What is being asked: Update the rows from the first one up to and including the row containing "legend-marker <box>91 93 105 107</box>", changing "legend-box" to "legend-frame" and leaving everything else as it stands.

Data shown:
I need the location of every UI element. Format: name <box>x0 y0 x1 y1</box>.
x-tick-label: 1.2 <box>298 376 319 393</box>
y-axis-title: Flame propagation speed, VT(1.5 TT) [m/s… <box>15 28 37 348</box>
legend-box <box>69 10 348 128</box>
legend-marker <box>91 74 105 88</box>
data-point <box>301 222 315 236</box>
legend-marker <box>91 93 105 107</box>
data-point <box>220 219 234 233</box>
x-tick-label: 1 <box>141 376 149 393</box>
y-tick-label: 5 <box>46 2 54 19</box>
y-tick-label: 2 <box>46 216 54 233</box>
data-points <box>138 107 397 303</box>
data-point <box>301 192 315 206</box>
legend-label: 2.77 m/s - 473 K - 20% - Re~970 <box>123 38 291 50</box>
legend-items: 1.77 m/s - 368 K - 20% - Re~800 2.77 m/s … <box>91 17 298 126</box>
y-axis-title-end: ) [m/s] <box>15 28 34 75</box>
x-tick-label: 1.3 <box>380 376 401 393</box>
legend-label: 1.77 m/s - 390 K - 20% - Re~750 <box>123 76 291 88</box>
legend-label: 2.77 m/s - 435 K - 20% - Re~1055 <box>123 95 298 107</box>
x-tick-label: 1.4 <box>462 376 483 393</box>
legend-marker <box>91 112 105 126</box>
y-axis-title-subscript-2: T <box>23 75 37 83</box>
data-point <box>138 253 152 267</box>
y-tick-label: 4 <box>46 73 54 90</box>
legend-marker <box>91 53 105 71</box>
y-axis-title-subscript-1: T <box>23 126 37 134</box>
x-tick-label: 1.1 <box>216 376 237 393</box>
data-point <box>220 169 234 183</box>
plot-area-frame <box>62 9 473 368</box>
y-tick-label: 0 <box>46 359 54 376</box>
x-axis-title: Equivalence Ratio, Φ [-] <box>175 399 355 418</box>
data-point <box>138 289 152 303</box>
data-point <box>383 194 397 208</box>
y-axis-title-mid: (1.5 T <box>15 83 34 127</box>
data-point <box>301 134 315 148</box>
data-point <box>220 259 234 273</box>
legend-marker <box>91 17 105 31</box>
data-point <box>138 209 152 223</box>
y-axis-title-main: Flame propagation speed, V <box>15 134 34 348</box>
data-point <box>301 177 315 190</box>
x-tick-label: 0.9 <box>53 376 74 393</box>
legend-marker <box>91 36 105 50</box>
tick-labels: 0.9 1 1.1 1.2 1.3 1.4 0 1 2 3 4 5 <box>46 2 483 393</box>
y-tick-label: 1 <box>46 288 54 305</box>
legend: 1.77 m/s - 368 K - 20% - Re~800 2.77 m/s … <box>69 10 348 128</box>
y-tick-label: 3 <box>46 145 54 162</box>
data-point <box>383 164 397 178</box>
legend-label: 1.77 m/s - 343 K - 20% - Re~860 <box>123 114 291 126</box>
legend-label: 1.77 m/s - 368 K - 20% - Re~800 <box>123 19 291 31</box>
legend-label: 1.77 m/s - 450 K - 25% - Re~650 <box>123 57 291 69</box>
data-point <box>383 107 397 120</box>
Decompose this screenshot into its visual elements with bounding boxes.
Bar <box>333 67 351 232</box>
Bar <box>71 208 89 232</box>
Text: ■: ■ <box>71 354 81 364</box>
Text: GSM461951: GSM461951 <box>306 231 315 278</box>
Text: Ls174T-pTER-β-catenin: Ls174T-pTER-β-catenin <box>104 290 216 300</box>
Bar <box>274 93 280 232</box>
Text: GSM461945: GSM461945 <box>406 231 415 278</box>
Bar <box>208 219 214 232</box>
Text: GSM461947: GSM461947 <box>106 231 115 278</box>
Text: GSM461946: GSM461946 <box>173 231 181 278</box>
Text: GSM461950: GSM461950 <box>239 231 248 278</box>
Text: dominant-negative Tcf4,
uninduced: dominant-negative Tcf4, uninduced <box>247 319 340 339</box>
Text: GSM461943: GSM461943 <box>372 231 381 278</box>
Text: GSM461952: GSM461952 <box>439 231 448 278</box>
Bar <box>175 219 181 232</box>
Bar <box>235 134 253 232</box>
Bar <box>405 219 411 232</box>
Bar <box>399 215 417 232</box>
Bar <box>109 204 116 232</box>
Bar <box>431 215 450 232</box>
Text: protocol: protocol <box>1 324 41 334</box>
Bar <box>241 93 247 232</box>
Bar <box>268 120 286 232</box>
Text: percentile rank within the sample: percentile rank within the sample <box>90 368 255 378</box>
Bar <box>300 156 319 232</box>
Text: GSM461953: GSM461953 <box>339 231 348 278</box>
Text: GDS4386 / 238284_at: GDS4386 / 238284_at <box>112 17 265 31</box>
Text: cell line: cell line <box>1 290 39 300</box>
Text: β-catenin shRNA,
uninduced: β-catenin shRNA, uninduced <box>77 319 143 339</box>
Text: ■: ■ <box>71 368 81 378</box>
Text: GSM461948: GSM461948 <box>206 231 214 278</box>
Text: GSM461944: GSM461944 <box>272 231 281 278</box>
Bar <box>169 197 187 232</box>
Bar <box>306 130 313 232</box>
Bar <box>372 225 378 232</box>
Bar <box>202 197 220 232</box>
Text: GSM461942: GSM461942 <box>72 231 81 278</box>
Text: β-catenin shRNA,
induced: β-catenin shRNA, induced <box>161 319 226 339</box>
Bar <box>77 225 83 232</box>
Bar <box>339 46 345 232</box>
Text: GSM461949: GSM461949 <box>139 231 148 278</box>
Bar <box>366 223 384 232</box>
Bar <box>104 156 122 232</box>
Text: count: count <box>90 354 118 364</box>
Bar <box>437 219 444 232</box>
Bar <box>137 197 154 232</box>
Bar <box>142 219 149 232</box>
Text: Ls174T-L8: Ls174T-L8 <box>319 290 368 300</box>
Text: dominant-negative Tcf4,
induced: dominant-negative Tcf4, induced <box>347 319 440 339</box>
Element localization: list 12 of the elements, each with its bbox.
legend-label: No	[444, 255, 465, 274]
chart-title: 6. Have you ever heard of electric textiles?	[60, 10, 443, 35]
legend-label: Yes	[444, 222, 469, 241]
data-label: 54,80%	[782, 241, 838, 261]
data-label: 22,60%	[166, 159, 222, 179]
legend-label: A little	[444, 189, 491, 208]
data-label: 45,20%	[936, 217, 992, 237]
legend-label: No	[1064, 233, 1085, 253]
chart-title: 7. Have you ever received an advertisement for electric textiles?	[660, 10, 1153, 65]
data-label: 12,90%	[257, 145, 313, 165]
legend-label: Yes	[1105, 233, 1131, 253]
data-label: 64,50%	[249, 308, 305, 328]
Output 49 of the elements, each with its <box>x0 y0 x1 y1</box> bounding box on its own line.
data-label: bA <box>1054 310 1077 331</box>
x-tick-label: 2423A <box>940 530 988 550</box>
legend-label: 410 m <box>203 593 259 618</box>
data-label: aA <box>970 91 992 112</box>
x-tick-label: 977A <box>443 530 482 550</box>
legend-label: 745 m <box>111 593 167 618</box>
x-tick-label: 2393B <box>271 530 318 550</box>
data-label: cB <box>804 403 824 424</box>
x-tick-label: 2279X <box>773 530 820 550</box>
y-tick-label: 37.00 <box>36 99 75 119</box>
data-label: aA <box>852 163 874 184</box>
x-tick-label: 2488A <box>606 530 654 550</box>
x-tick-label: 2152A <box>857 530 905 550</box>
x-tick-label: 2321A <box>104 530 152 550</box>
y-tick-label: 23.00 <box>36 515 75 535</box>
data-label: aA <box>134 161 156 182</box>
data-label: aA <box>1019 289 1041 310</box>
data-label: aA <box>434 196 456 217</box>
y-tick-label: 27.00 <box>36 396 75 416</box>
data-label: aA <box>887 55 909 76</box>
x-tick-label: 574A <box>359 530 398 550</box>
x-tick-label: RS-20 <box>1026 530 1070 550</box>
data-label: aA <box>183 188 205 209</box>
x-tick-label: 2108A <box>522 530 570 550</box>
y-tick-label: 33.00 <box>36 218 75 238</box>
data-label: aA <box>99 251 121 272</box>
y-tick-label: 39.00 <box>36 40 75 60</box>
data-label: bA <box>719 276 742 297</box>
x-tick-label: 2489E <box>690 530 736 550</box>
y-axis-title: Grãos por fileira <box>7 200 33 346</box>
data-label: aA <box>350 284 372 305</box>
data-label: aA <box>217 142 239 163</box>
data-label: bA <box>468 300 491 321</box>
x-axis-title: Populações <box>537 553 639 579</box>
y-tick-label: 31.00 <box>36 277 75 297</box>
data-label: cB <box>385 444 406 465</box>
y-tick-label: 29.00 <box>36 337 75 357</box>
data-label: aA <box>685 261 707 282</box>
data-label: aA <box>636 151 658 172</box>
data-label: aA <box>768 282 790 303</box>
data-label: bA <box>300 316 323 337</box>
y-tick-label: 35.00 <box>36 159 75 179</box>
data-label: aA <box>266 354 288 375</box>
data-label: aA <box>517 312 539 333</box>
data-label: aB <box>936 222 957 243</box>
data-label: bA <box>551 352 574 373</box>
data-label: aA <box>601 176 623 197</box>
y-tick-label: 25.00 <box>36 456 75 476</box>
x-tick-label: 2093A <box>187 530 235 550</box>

Solution:
I need the location of every UI element. Format: name <box>x0 y0 x1 y1</box>.
x-tick-label: 1.2 <box>298 376 319 393</box>
y-axis-title: Flame propagation speed, VT(1.5 TT) [m/s… <box>15 28 37 348</box>
legend-frame <box>69 10 348 128</box>
legend-marker <box>91 74 105 88</box>
data-point <box>301 222 315 236</box>
legend-marker <box>91 93 105 107</box>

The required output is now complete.